Copy out each line in the material below that has the word "data".

▶ Material for this exercise:
** start **

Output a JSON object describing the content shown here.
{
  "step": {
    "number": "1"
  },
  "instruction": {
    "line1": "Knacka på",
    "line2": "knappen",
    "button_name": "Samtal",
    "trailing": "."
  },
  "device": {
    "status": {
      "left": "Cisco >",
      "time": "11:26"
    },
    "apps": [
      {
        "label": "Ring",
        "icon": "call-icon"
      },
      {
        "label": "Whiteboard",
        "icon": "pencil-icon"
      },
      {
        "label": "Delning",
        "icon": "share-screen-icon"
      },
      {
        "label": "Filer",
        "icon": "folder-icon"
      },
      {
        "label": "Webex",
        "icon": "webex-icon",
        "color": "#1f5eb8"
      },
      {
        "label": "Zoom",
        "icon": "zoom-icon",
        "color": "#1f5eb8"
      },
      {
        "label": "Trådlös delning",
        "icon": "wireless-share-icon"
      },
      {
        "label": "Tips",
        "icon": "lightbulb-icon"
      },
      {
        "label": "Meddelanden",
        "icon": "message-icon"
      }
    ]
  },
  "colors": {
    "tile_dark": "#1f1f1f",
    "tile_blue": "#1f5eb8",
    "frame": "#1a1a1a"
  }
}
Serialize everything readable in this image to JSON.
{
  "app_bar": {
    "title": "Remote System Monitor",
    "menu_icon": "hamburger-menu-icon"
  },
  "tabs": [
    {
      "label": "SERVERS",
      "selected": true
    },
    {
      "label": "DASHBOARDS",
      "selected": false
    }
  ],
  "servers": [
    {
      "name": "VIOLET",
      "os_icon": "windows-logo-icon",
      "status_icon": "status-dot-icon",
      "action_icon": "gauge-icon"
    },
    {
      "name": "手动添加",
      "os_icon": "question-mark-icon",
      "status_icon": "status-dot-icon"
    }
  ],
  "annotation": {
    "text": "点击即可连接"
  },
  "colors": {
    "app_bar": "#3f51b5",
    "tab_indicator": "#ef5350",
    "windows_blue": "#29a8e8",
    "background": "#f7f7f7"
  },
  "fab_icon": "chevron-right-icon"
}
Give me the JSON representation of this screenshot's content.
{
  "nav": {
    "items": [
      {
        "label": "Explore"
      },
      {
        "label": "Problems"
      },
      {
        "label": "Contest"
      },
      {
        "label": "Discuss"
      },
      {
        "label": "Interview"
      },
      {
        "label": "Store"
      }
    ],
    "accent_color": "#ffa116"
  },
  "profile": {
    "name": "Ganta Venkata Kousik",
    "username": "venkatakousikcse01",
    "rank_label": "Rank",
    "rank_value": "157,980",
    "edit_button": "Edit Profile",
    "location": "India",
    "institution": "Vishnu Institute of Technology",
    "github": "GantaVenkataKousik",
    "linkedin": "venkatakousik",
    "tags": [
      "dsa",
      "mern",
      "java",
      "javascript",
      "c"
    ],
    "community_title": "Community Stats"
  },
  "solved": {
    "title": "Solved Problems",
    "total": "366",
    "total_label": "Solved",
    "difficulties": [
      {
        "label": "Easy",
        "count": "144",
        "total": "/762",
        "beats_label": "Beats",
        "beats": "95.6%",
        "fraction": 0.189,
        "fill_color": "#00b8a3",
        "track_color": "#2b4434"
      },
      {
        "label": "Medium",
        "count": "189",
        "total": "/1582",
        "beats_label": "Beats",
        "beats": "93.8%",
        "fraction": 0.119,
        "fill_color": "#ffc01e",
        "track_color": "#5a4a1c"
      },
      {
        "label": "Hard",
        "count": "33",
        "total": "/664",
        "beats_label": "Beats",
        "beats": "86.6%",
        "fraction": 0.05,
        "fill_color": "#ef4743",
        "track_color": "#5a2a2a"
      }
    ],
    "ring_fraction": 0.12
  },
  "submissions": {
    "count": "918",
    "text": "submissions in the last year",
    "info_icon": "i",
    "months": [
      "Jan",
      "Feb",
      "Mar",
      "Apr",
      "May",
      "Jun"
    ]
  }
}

** end **
** start **

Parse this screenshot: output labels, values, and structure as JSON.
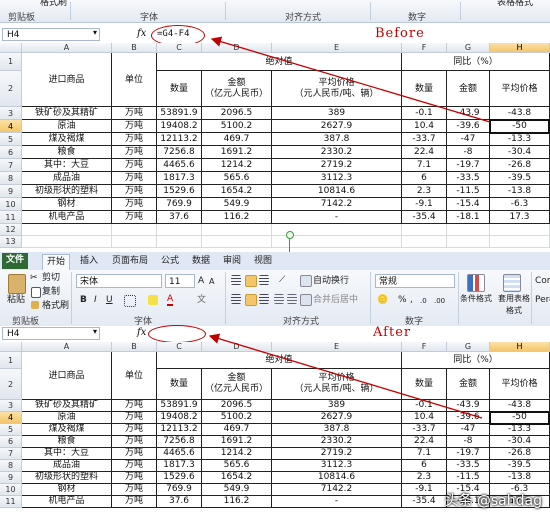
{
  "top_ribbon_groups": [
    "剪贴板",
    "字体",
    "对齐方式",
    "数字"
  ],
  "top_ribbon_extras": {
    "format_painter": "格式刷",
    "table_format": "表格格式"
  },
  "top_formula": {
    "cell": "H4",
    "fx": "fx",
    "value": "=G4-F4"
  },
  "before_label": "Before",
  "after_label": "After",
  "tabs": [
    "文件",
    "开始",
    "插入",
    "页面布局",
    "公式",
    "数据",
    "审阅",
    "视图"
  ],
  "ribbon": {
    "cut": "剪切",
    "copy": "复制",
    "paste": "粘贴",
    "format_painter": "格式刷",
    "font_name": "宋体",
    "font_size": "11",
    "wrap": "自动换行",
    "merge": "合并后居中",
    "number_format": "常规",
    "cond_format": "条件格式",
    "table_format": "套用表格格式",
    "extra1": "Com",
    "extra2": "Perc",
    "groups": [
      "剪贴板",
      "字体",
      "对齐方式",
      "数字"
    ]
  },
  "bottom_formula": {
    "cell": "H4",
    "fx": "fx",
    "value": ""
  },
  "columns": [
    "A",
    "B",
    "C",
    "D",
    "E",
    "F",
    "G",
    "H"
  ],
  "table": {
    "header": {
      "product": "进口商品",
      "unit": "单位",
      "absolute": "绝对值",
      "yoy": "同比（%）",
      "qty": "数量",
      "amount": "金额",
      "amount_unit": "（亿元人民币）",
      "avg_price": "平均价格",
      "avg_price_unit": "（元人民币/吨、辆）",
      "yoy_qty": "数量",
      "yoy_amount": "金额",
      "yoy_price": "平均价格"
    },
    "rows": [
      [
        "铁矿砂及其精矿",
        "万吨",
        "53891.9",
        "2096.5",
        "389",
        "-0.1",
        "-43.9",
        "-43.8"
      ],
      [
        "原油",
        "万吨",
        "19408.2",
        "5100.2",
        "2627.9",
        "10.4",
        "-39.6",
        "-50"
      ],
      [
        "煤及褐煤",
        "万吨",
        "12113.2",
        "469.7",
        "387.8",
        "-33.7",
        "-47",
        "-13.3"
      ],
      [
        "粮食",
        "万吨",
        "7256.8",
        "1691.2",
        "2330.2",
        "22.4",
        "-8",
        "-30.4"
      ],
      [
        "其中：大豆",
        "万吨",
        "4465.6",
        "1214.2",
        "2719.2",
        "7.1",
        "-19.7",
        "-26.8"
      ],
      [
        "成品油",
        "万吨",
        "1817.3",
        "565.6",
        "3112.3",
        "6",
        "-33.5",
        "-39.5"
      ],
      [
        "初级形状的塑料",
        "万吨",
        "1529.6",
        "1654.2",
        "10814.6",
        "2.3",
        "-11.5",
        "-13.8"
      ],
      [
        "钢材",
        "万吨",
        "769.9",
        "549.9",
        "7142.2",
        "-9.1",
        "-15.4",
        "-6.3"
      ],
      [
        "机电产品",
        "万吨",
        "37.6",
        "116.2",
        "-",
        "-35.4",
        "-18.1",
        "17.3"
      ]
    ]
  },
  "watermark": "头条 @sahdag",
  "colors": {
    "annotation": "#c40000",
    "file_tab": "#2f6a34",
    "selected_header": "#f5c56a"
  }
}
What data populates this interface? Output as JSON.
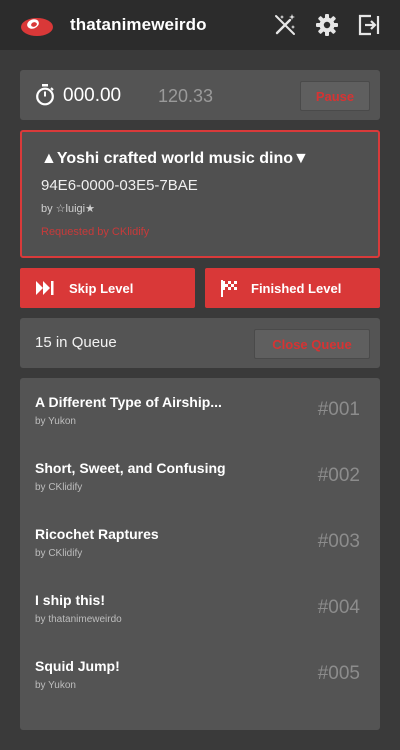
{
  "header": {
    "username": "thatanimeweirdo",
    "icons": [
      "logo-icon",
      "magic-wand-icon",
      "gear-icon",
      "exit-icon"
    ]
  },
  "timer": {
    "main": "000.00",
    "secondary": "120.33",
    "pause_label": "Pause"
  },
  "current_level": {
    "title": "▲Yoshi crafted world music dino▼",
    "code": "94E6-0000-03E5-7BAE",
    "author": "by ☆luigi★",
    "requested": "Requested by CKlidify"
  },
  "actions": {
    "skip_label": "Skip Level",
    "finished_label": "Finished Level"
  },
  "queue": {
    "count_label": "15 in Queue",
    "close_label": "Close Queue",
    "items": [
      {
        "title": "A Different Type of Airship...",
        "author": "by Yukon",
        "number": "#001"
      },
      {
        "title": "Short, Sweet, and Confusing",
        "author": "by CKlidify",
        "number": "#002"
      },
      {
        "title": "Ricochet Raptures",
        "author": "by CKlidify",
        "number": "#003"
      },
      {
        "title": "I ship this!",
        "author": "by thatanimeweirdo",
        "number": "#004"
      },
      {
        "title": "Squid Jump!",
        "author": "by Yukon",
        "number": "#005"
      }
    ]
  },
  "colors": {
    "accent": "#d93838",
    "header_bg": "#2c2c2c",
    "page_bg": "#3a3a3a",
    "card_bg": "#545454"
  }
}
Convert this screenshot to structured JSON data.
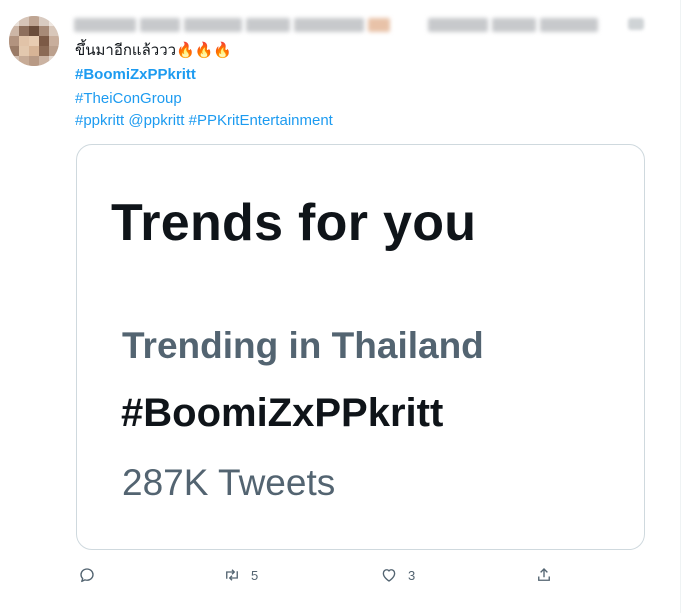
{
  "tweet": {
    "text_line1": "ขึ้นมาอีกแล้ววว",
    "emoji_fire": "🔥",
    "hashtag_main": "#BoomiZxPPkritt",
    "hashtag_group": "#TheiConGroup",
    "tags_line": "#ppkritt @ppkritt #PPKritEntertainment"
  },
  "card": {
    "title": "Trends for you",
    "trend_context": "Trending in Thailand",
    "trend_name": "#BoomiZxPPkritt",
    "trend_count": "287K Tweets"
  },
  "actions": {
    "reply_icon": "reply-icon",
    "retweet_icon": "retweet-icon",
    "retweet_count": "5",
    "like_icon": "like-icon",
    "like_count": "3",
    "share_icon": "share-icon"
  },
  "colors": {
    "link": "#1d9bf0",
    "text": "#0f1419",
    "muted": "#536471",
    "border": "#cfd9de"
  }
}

** end **
** start **

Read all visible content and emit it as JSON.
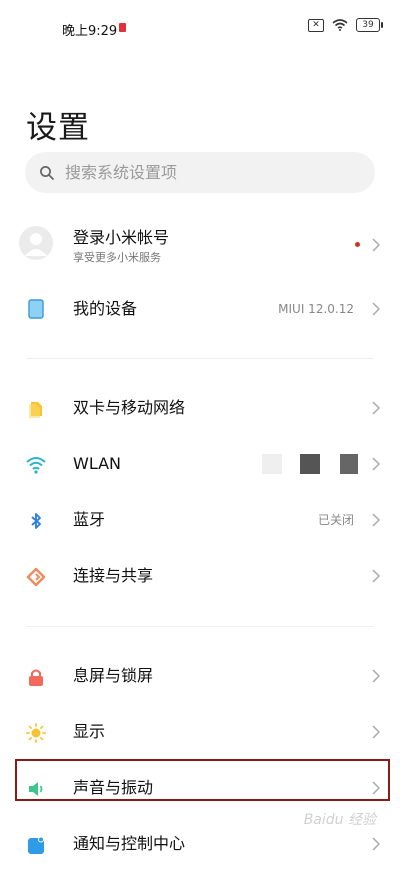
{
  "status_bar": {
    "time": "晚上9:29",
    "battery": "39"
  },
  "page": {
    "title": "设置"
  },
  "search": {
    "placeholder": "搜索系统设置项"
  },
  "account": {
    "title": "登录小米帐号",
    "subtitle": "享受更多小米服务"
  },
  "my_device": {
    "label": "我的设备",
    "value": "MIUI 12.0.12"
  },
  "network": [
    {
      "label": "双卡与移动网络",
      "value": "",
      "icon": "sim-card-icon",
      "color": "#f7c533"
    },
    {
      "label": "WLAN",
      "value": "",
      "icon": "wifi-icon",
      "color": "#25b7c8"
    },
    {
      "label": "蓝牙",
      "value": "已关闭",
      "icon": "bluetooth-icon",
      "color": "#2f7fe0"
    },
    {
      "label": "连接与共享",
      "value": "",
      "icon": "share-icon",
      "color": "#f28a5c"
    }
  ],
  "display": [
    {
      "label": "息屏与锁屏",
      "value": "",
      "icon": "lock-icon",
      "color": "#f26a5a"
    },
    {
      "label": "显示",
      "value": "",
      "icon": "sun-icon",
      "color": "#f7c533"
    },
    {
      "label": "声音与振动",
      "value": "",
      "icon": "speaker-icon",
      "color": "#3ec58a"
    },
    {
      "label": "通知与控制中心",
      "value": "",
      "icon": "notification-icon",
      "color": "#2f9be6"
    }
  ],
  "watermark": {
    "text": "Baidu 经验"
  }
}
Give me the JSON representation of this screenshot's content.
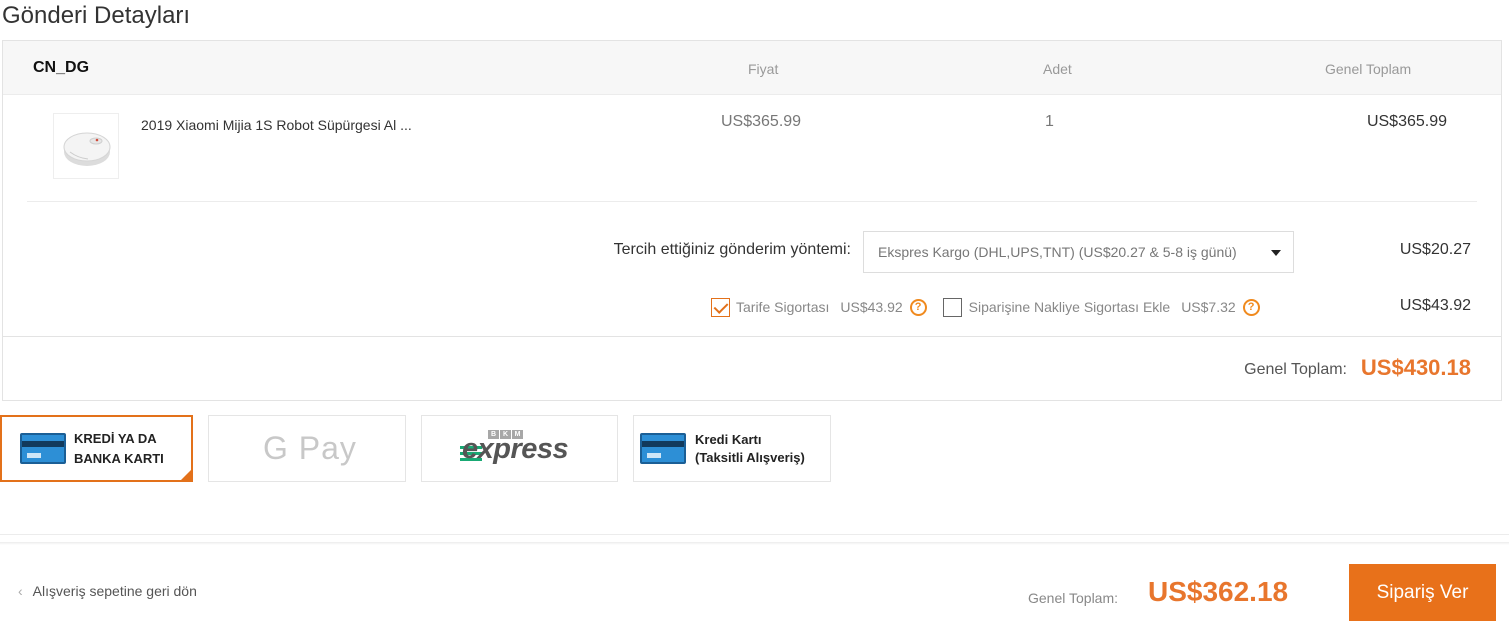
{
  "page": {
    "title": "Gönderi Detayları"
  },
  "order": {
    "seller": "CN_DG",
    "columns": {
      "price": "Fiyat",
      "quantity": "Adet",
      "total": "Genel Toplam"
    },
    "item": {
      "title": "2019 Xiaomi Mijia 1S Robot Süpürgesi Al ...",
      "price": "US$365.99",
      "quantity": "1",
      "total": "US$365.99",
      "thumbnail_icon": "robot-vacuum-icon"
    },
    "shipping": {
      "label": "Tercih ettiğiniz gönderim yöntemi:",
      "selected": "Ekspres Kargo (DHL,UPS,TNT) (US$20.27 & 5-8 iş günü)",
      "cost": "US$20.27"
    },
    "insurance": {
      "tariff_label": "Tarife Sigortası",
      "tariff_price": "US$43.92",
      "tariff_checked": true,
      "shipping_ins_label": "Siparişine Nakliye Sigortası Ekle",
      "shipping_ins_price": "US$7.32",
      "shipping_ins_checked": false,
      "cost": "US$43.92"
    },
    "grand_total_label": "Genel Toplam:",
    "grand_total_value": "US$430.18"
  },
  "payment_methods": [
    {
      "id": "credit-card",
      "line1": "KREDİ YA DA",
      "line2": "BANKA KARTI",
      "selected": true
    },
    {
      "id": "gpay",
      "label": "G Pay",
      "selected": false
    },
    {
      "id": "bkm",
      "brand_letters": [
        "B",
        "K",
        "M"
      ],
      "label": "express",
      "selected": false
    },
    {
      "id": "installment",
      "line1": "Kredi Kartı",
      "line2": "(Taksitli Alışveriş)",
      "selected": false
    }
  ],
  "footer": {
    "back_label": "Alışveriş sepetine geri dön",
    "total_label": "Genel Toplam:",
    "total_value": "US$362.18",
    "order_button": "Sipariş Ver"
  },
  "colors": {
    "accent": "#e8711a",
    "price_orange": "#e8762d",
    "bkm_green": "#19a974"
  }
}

** end **

▶ Answer to the problem:
What data populates this interface? Output as JSON.
Convert this screenshot to structured JSON data.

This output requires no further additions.